● WHAT YOU WILL DO:
Output the data word for word, dropping every image.
....
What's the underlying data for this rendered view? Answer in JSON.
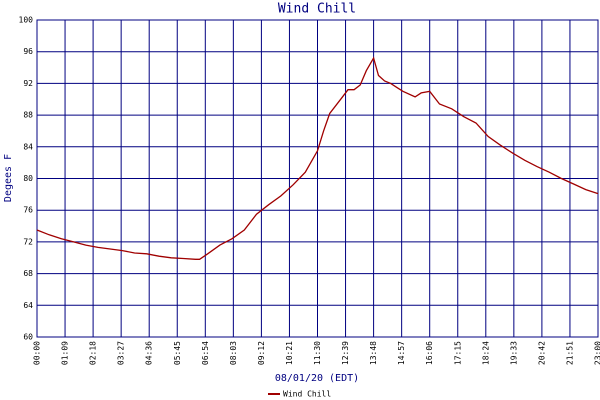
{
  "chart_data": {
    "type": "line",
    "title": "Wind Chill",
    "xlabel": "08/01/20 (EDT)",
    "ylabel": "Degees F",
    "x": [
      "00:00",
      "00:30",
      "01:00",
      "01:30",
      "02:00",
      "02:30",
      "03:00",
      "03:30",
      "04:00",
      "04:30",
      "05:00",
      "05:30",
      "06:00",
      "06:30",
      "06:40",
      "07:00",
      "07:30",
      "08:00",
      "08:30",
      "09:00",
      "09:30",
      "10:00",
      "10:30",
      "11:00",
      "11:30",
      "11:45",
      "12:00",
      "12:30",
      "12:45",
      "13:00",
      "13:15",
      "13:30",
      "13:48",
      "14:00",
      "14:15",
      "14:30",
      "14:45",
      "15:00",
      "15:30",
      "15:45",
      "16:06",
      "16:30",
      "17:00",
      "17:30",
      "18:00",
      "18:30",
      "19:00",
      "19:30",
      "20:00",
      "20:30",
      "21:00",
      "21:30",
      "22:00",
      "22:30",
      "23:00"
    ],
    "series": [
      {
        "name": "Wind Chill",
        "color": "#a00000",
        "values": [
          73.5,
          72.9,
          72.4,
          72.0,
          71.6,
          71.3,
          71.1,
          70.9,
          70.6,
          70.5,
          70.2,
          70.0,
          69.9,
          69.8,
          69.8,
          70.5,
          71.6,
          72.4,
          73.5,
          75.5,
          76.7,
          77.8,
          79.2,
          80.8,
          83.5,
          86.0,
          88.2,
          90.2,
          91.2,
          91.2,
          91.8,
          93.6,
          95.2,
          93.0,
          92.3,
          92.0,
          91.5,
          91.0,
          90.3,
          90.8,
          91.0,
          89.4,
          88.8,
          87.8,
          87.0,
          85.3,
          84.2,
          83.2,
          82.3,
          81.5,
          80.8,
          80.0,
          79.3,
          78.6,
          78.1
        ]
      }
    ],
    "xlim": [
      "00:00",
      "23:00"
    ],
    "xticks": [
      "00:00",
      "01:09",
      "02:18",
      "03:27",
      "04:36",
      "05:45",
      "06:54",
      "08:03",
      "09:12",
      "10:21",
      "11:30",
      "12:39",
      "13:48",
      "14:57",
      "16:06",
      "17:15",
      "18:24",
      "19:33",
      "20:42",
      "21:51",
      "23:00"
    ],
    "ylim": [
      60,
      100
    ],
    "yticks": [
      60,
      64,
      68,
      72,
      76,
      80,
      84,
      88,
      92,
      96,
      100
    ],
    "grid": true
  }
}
....
● WRITTEN REPLY:
What's the underlying data for this rendered view? Answer in JSON.
{
  "chart_data": {
    "type": "line",
    "title": "Wind Chill",
    "xlabel": "08/01/20 (EDT)",
    "ylabel": "Degees F",
    "x": [
      "00:00",
      "00:30",
      "01:00",
      "01:30",
      "02:00",
      "02:30",
      "03:00",
      "03:30",
      "04:00",
      "04:30",
      "05:00",
      "05:30",
      "06:00",
      "06:30",
      "06:40",
      "07:00",
      "07:30",
      "08:00",
      "08:30",
      "09:00",
      "09:30",
      "10:00",
      "10:30",
      "11:00",
      "11:30",
      "11:45",
      "12:00",
      "12:30",
      "12:45",
      "13:00",
      "13:15",
      "13:30",
      "13:48",
      "14:00",
      "14:15",
      "14:30",
      "14:45",
      "15:00",
      "15:30",
      "15:45",
      "16:06",
      "16:30",
      "17:00",
      "17:30",
      "18:00",
      "18:30",
      "19:00",
      "19:30",
      "20:00",
      "20:30",
      "21:00",
      "21:30",
      "22:00",
      "22:30",
      "23:00"
    ],
    "series": [
      {
        "name": "Wind Chill",
        "color": "#a00000",
        "values": [
          73.5,
          72.9,
          72.4,
          72.0,
          71.6,
          71.3,
          71.1,
          70.9,
          70.6,
          70.5,
          70.2,
          70.0,
          69.9,
          69.8,
          69.8,
          70.5,
          71.6,
          72.4,
          73.5,
          75.5,
          76.7,
          77.8,
          79.2,
          80.8,
          83.5,
          86.0,
          88.2,
          90.2,
          91.2,
          91.2,
          91.8,
          93.6,
          95.2,
          93.0,
          92.3,
          92.0,
          91.5,
          91.0,
          90.3,
          90.8,
          91.0,
          89.4,
          88.8,
          87.8,
          87.0,
          85.3,
          84.2,
          83.2,
          82.3,
          81.5,
          80.8,
          80.0,
          79.3,
          78.6,
          78.1
        ]
      }
    ],
    "xlim": [
      "00:00",
      "23:00"
    ],
    "xticks": [
      "00:00",
      "01:09",
      "02:18",
      "03:27",
      "04:36",
      "05:45",
      "06:54",
      "08:03",
      "09:12",
      "10:21",
      "11:30",
      "12:39",
      "13:48",
      "14:57",
      "16:06",
      "17:15",
      "18:24",
      "19:33",
      "20:42",
      "21:51",
      "23:00"
    ],
    "ylim": [
      60,
      100
    ],
    "yticks": [
      60,
      64,
      68,
      72,
      76,
      80,
      84,
      88,
      92,
      96,
      100
    ],
    "grid": true
  }
}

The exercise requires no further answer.